#### Aim
Will you give every entry again exactly as it stands?

#### Data listing

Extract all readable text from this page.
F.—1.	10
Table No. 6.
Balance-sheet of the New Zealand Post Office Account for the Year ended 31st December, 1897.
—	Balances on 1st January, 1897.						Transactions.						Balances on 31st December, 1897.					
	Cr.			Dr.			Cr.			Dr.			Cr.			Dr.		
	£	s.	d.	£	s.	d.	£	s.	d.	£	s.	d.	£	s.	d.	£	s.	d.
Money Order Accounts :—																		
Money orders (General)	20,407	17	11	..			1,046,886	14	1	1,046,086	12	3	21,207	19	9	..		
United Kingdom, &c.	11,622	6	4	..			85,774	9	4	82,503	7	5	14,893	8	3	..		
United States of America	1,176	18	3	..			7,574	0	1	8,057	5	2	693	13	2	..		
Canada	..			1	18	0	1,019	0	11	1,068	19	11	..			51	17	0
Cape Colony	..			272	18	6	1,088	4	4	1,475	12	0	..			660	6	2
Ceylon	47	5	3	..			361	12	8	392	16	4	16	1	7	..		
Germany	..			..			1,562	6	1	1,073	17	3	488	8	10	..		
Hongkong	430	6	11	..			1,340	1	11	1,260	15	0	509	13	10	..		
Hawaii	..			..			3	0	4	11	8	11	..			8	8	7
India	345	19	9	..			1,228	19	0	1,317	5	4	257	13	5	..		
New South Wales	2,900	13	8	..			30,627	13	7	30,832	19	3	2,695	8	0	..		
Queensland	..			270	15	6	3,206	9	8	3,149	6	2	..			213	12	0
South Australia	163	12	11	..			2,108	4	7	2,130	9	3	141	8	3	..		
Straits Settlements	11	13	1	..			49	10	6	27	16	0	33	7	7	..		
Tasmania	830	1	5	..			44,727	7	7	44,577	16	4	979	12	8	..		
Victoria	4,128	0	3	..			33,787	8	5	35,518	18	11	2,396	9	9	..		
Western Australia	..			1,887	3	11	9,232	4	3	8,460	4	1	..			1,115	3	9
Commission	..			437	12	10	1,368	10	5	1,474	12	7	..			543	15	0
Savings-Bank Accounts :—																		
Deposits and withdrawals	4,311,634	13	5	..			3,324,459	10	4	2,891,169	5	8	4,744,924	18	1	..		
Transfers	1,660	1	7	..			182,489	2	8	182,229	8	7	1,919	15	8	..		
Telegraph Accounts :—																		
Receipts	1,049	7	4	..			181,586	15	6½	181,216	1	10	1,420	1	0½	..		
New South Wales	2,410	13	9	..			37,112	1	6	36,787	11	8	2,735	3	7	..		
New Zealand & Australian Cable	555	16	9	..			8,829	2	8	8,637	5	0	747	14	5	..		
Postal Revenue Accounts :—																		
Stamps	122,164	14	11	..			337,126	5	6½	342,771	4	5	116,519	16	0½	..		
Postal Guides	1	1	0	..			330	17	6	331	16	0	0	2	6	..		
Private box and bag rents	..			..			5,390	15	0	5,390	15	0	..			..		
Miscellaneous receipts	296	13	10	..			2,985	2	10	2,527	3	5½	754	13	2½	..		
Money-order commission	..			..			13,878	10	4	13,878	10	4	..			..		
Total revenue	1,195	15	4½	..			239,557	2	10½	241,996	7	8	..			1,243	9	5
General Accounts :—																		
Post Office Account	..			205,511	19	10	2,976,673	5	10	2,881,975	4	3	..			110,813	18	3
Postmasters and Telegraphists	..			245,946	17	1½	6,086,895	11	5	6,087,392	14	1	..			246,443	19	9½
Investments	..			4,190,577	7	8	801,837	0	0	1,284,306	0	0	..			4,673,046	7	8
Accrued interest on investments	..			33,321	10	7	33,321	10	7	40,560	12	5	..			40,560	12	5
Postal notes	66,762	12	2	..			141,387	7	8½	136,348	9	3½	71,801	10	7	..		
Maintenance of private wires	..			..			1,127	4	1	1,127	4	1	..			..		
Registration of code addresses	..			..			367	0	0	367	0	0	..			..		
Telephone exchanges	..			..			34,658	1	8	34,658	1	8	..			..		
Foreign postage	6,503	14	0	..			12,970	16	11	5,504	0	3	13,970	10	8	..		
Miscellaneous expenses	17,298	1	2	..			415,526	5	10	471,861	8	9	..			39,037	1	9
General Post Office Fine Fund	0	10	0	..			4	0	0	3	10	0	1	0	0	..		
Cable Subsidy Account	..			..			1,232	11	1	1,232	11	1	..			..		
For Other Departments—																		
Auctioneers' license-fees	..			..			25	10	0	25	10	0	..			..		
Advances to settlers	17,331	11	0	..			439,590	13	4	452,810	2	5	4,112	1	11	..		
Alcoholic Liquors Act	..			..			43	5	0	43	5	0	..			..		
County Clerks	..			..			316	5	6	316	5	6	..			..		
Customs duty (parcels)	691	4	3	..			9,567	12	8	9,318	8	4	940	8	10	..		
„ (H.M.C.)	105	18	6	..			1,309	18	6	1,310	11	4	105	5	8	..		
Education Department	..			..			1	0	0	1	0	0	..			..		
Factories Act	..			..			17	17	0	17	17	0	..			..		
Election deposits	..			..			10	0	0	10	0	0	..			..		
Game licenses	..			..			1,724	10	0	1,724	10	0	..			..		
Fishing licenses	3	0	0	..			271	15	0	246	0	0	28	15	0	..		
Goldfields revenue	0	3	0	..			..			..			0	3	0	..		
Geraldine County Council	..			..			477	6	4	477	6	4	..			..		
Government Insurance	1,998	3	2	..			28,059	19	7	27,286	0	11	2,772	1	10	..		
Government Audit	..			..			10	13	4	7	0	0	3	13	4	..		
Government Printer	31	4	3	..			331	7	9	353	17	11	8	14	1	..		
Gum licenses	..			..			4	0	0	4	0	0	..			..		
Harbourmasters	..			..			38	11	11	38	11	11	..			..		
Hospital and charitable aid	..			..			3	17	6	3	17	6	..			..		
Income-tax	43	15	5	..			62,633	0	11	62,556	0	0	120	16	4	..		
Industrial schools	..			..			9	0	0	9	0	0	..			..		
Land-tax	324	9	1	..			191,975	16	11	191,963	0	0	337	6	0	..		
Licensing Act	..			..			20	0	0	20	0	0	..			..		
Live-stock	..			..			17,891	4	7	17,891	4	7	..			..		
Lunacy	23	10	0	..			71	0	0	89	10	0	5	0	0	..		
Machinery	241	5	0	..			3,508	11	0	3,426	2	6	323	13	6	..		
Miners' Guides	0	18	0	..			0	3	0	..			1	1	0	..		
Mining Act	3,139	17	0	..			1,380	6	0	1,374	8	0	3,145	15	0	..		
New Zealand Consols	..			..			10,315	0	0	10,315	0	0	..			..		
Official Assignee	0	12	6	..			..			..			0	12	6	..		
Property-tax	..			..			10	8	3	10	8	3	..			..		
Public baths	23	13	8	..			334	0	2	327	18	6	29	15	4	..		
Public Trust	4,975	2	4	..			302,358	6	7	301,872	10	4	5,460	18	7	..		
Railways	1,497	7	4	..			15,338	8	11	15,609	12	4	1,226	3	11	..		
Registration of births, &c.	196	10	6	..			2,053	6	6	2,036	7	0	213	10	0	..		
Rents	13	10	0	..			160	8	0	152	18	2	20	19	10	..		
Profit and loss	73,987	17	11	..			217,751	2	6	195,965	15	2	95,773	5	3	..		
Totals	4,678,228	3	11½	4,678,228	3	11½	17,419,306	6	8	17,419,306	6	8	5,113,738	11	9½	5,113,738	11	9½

#### Task output
Extract all readable text from this page.
F.—1.	10
Table No. 6.
Balance-sheet of the New Zealand Post Office Account for the Year ended 31st December, 1897.
—	Balances on 1st January, 1897.						Transactions.						Balances on 31st December, 1897.					
	Cr.			Dr.			Cr.			Dr.			Cr.			Dr.		
	£	s.	d.	£	s.	d.	£	s.	d.	£	s.	d.	£	s.	d.	£	s.	d.
Money Order Accounts :—																		
Money orders (General)	20,407	17	11	..			1,046,886	14	1	1,046,086	12	3	21,207	19	9	..		
United Kingdom, &c.	11,622	6	4	..			85,774	9	4	82,503	7	5	14,893	8	3	..		
United States of America	1,176	18	3	..			7,574	0	1	8,057	5	2	693	13	2	..		
Canada	..			1	18	0	1,019	0	11	1,068	19	11	..			51	17	0
Cape Colony	..			272	18	6	1,088	4	4	1,475	12	0	..			660	6	2
Ceylon	47	5	3	..			361	12	8	392	16	4	16	1	7	..		
Germany	..			..			1,562	6	1	1,073	17	3	488	8	10	..		
Hongkong	430	6	11	..			1,340	1	11	1,260	15	0	509	13	10	..		
Hawaii	..			..			3	0	4	11	8	11	..			8	8	7
India	345	19	9	..			1,228	19	0	1,317	5	4	257	13	5	..		
New South Wales	2,900	13	8	..			30,627	13	7	30,832	19	3	2,695	8	0	..		
Queensland	..			270	15	6	3,206	9	8	3,149	6	2	..			213	12	0
South Australia	163	12	11	..			2,108	4	7	2,130	9	3	141	8	3	..		
Straits Settlements	11	13	1	..			49	10	6	27	16	0	33	7	7	..		
Tasmania	830	1	5	..			44,727	7	7	44,577	16	4	979	12	8	..		
Victoria	4,128	0	3	..			33,787	8	5	35,518	18	11	2,396	9	9	..		
Western Australia	..			1,887	3	11	9,232	4	3	8,460	4	1	..			1,115	3	9
Commission	..			437	12	10	1,368	10	5	1,474	12	7	..			543	15	0
Savings-Bank Accounts :—																		
Deposits and withdrawals	4,311,634	13	5	..			3,324,459	10	4	2,891,169	5	8	4,744,924	18	1	..		
Transfers	1,660	1	7	..			182,489	2	8	182,229	8	7	1,919	15	8	..		
Telegraph Accounts :—																		
Receipts	1,049	7	4	..			181,586	15	6½	181,216	1	10	1,420	1	0½	..		
New South Wales	2,410	13	9	..			37,112	1	6	36,787	11	8	2,735	3	7	..		
New Zealand & Australian Cable	555	16	9	..			8,829	2	8	8,637	5	0	747	14	5	..		
Postal Revenue Accounts :—																		
Stamps	122,164	14	11	..			337,126	5	6½	342,771	4	5	116,519	16	0½	..		
Postal Guides	1	1	0	..			330	17	6	331	16	0	0	2	6	..		
Private box and bag rents	..			..			5,390	15	0	5,390	15	0	..			..		
Miscellaneous receipts	296	13	10	..			2,985	2	10	2,527	3	5½	754	13	2½	..		
Money-order commission	..			..			13,878	10	4	13,878	10	4	..			..		
Total revenue	1,195	15	4½	..			239,557	2	10½	241,996	7	8	..			1,243	9	5
General Accounts :—																		
Post Office Account	..			205,511	19	10	2,976,673	5	10	2,881,975	4	3	..			110,813	18	3
Postmasters and Telegraphists	..			245,946	17	1½	6,086,895	11	5	6,087,392	14	1	..			246,443	19	9½
Investments	..			4,190,577	7	8	801,837	0	0	1,284,306	0	0	..			4,673,046	7	8
Accrued interest on investments	..			33,321	10	7	33,321	10	7	40,560	12	5	..			40,560	12	5
Postal notes	66,762	12	2	..			141,387	7	8½	136,348	9	3½	71,801	10	7	..		
Maintenance of private wires	..			..			1,127	4	1	1,127	4	1	..			..		
Registration of code addresses	..			..			367	0	0	367	0	0	..			..		
Telephone exchanges	..			..			34,658	1	8	34,658	1	8	..			..		
Foreign postage	6,503	14	0	..			12,970	16	11	5,504	0	3	13,970	10	8	..		
Miscellaneous expenses	17,298	1	2	..			415,526	5	10	471,861	8	9	..			39,037	1	9
General Post Office Fine Fund	0	10	0	..			4	0	0	3	10	0	1	0	0	..		
Cable Subsidy Account	..			..			1,232	11	1	1,232	11	1	..			..		
For Other Departments—																		
Auctioneers' license-fees	..			..			25	10	0	25	10	0	..			..		
Advances to settlers	17,331	11	0	..			439,590	13	4	452,810	2	5	4,112	1	11	..		
Alcoholic Liquors Act	..			..			43	5	0	43	5	0	..			..		
County Clerks	..			..			316	5	6	316	5	6	..			..		
Customs duty (parcels)	691	4	3	..			9,567	12	8	9,318	8	4	940	8	10	..		
„ (H.M.C.)	105	18	6	..			1,309	18	6	1,310	11	4	105	5	8	..		
Education Department	..			..			1	0	0	1	0	0	..			..		
Factories Act	..			..			17	17	0	17	17	0	..			..		
Election deposits	..			..			10	0	0	10	0	0	..			..		
Game licenses	..			..			1,724	10	0	1,724	10	0	..			..		
Fishing licenses	3	0	0	..			271	15	0	246	0	0	28	15	0	..		
Goldfields revenue	0	3	0	..			..			..			0	3	0	..		
Geraldine County Council	..			..			477	6	4	477	6	4	..			..		
Government Insurance	1,998	3	2	..			28,059	19	7	27,286	0	11	2,772	1	10	..		
Government Audit	..			..			10	13	4	7	0	0	3	13	4	..		
Government Printer	31	4	3	..			331	7	9	353	17	11	8	14	1	..		
Gum licenses	..			..			4	0	0	4	0	0	..			..		
Harbourmasters	..			..			38	11	11	38	11	11	..			..		
Hospital and charitable aid	..			..			3	17	6	3	17	6	..			..		
Income-tax	43	15	5	..			62,633	0	11	62,556	0	0	120	16	4	..		
Industrial schools	..			..			9	0	0	9	0	0	..			..		
Land-tax	324	9	1	..			191,975	16	11	191,963	0	0	337	6	0	..		
Licensing Act	..			..			20	0	0	20	0	0	..			..		
Live-stock	..			..			17,891	4	7	17,891	4	7	..			..		
Lunacy	23	10	0	..			71	0	0	89	10	0	5	0	0	..		
Machinery	241	5	0	..			3,508	11	0	3,426	2	6	323	13	6	..		
Miners' Guides	0	18	0	..			0	3	0	..			1	1	0	..		
Mining Act	3,139	17	0	..			1,380	6	0	1,374	8	0	3,145	15	0	..		
New Zealand Consols	..			..			10,315	0	0	10,315	0	0	..			..		
Official Assignee	0	12	6	..			..			..			0	12	6	..		
Property-tax	..			..			10	8	3	10	8	3	..			..		
Public baths	23	13	8	..			334	0	2	327	18	6	29	15	4	..		
Public Trust	4,975	2	4	..			302,358	6	7	301,872	10	4	5,460	18	7	..		
Railways	1,497	7	4	..			15,338	8	11	15,609	12	4	1,226	3	11	..		
Registration of births, &c.	196	10	6	..			2,053	6	6	2,036	7	0	213	10	0	..		
Rents	13	10	0	..			160	8	0	152	18	2	20	19	10	..		
Profit and loss	73,987	17	11	..			217,751	2	6	195,965	15	2	95,773	5	3	..		
Totals	4,678,228	3	11½	4,678,228	3	11½	17,419,306	6	8	17,419,306	6	8	5,113,738	11	9½	5,113,738	11	9½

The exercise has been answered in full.